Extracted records
────

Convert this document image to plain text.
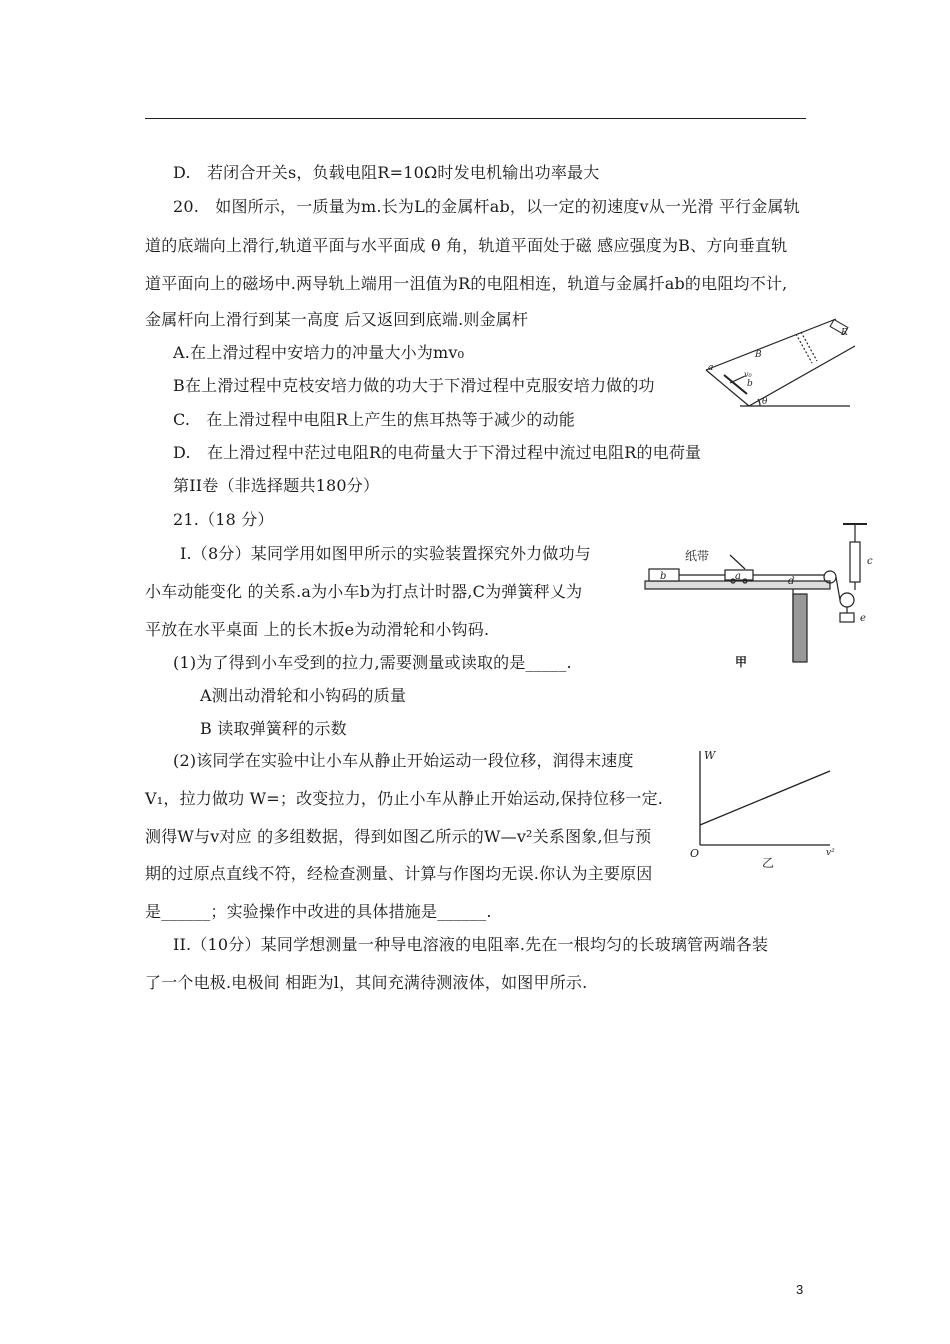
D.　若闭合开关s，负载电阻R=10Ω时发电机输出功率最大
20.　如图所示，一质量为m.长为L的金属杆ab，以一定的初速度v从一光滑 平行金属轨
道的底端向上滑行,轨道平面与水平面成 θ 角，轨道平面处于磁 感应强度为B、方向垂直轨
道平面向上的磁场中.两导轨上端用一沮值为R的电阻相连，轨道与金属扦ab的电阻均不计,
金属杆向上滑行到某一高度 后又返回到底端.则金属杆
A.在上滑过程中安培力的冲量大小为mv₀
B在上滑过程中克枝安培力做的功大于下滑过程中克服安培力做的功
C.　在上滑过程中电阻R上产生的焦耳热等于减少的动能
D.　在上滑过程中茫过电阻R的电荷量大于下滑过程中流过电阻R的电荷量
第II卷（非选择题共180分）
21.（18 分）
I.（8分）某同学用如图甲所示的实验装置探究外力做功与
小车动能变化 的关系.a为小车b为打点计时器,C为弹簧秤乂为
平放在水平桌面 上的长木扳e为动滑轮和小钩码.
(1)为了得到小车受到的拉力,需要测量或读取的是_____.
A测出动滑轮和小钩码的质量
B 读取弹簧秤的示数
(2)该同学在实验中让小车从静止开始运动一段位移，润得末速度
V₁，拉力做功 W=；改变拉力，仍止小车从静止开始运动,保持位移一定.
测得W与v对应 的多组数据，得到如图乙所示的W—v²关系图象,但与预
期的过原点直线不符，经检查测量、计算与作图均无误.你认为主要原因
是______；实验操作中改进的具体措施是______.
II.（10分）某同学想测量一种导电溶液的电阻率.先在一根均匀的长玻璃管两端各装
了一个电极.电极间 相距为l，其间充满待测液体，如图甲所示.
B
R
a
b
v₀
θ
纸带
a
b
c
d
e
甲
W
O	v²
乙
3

────

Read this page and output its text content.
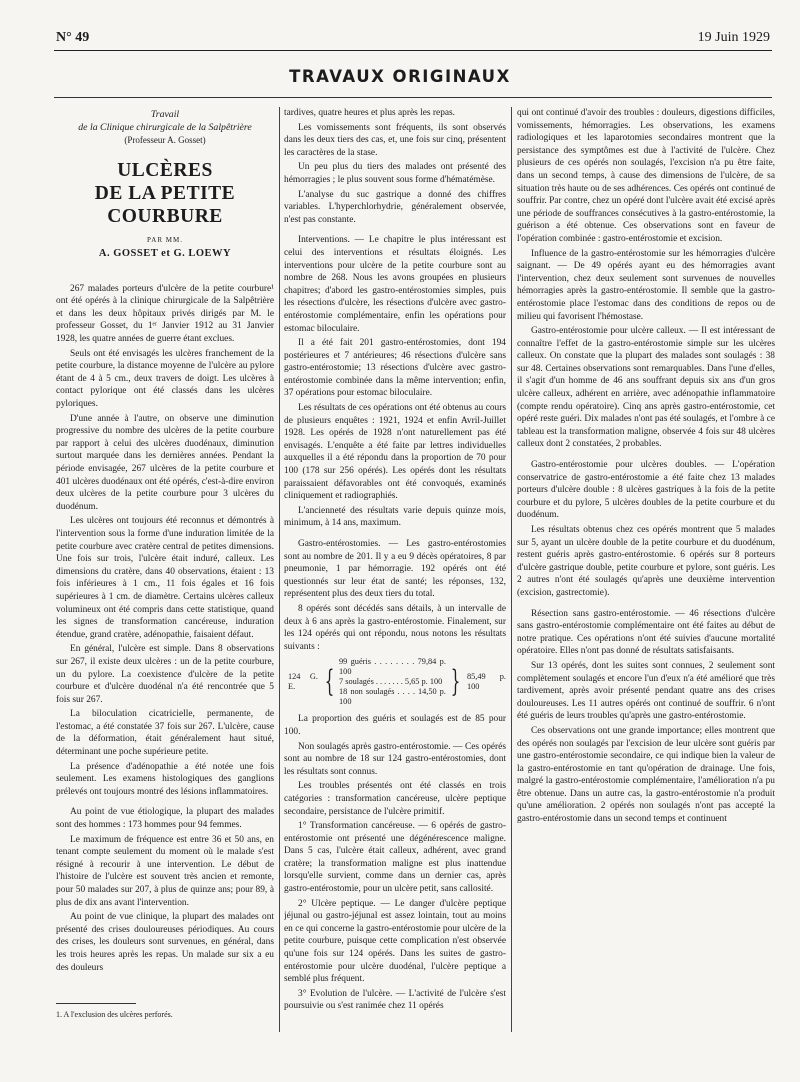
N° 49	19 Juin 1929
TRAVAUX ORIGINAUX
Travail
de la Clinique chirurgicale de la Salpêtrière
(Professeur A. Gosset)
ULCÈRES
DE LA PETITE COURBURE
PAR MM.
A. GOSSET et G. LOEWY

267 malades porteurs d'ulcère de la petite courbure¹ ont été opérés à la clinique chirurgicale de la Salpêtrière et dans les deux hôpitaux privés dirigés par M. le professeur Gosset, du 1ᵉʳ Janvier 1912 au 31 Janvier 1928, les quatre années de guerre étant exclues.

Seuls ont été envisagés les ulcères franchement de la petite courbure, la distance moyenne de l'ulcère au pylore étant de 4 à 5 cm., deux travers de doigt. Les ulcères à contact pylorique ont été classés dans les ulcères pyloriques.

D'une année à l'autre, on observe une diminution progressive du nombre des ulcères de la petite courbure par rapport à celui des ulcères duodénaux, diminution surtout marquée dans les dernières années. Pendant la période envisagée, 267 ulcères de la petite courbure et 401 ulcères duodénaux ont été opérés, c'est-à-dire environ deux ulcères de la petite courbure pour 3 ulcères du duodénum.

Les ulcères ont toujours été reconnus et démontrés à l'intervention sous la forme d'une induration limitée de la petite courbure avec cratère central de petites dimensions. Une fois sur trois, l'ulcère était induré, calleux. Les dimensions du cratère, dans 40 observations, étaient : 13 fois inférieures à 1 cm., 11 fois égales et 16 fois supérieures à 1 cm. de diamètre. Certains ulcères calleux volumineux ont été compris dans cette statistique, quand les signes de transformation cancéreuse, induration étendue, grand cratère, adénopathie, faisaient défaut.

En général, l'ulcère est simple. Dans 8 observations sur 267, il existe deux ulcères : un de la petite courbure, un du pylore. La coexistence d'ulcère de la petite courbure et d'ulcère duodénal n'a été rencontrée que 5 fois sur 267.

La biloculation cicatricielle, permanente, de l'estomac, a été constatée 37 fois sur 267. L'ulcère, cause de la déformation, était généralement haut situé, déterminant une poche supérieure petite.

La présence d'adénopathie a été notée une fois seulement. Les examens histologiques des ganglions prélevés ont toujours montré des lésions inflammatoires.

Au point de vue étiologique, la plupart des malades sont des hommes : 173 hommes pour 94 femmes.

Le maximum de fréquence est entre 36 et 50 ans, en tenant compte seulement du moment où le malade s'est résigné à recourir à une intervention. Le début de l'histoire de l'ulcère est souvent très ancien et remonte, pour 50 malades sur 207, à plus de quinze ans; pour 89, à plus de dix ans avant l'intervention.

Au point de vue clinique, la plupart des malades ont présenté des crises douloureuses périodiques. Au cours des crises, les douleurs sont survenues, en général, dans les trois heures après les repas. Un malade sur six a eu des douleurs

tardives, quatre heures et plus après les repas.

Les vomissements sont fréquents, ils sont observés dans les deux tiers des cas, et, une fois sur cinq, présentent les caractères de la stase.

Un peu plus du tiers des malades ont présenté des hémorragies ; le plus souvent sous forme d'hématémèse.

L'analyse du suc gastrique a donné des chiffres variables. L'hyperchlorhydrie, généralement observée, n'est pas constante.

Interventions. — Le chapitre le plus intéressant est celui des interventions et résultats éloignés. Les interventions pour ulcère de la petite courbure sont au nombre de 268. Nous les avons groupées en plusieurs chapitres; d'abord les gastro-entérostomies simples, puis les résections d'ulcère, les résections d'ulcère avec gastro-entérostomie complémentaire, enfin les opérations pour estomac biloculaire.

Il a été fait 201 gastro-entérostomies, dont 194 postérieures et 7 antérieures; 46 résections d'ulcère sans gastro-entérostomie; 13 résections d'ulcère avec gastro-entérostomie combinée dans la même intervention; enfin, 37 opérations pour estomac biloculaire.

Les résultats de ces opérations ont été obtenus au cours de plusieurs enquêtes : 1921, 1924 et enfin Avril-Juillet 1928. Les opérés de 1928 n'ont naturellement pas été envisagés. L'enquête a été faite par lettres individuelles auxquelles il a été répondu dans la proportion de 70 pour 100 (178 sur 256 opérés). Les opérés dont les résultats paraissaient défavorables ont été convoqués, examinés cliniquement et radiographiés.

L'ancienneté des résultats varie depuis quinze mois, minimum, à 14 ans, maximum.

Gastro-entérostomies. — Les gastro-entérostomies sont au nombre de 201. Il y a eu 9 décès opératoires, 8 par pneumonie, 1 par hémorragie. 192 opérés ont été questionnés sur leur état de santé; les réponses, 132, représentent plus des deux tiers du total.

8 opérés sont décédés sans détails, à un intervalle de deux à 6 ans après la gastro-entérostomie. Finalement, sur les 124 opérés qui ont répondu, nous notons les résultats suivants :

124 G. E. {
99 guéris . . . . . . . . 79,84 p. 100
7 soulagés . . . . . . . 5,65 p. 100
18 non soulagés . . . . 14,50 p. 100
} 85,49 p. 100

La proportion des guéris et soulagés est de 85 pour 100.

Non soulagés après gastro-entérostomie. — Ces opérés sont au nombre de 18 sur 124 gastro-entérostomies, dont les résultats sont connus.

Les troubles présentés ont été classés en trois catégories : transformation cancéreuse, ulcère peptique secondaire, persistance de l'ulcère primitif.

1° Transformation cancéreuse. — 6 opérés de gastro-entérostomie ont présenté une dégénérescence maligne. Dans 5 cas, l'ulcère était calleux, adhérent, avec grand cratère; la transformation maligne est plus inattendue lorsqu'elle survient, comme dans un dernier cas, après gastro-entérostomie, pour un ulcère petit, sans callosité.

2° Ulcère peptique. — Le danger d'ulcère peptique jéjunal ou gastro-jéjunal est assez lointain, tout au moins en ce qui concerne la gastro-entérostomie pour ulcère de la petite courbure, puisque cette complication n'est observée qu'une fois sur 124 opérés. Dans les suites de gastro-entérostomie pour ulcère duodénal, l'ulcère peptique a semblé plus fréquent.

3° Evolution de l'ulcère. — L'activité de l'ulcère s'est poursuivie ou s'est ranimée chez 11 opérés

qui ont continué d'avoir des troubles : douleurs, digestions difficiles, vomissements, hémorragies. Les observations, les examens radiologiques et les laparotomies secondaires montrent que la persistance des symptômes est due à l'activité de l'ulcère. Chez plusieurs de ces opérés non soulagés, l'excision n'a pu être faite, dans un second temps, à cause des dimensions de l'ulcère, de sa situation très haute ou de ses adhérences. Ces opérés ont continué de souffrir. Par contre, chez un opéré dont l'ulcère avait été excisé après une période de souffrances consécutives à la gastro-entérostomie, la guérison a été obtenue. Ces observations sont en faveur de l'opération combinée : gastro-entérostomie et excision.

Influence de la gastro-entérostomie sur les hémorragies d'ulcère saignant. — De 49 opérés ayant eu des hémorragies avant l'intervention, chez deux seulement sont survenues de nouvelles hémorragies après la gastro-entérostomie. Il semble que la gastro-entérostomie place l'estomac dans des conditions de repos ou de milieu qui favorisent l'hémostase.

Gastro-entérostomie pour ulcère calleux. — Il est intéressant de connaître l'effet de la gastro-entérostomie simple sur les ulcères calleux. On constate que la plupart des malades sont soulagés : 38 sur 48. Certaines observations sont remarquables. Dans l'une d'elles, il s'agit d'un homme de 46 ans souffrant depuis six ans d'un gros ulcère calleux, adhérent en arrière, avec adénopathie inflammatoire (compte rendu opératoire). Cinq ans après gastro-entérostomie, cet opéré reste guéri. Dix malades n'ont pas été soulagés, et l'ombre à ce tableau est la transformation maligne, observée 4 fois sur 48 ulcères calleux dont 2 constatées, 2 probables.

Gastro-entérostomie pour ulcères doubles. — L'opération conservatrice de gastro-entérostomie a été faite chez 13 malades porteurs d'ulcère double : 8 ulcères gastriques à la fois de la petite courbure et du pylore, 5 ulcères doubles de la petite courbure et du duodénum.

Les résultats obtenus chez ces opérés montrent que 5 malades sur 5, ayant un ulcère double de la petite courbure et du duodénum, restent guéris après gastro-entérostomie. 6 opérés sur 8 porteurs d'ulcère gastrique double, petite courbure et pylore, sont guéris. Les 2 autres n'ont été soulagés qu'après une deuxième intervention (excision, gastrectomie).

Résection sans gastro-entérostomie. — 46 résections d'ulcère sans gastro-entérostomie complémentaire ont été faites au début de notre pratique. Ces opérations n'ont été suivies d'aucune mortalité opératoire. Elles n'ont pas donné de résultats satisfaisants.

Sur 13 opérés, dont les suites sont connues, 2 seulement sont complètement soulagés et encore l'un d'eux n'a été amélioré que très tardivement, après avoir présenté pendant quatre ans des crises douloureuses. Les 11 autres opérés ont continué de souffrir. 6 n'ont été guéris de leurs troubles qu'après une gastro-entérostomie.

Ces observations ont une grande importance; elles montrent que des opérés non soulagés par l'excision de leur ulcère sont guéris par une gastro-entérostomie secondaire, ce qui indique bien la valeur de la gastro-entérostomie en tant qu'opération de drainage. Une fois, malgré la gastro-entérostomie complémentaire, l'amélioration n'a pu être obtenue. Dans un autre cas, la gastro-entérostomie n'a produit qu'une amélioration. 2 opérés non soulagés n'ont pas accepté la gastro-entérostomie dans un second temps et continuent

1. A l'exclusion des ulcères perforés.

────

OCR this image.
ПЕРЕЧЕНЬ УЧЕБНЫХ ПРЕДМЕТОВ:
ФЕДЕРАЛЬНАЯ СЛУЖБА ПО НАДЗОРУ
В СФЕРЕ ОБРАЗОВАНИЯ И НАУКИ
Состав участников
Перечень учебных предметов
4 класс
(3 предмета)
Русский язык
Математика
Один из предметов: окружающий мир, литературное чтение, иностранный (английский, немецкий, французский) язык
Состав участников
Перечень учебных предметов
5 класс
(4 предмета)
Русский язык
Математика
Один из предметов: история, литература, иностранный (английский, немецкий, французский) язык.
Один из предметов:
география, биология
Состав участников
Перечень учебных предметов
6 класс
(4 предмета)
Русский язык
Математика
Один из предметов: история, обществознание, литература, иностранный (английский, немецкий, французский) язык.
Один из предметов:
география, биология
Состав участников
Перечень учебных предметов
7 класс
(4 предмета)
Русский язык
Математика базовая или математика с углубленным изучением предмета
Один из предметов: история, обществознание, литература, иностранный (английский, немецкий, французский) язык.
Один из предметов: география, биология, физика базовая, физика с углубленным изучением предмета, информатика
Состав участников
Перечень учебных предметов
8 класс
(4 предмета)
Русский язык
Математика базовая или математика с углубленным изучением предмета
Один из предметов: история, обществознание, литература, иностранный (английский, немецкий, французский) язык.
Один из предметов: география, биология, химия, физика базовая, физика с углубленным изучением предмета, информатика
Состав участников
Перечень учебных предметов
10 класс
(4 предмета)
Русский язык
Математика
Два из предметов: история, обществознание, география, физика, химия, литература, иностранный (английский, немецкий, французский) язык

────

Aim: From the listing above, copy all lines holding the word "troubles".

Exercise result:
Les troubles présentés ont été classés en trois catégories : transformation cancéreuse, ulcère peptique secondaire, persistance de l'ulcère primitif.
qui ont continué d'avoir des troubles : douleurs, digestions difficiles, vomissements, hémorragies. Les observations, les examens radiologiques et les laparotomies secondaires montrent que la persistance des symptômes est due à l'activité de l'ulcère. Chez plusieurs de ces opérés non soulagés, l'excision n'a pu être faite, dans un second temps, à cause des dimensions de l'ulcère, de sa situation très haute ou de ses adhérences. Ces opérés ont continué de souffrir. Par contre, chez un opéré dont l'ulcère avait été excisé après une période de souffrances consécutives à la gastro-entérostomie, la guérison a été obtenue. Ces observations sont en faveur de l'opération combinée : gastro-entérostomie et excision.
Sur 13 opérés, dont les suites sont connues, 2 seulement sont complètement soulagés et encore l'un d'eux n'a été amélioré que très tardivement, après avoir présenté pendant quatre ans des crises douloureuses. Les 11 autres opérés ont continué de souffrir. 6 n'ont été guéris de leurs troubles qu'après une gastro-entérostomie.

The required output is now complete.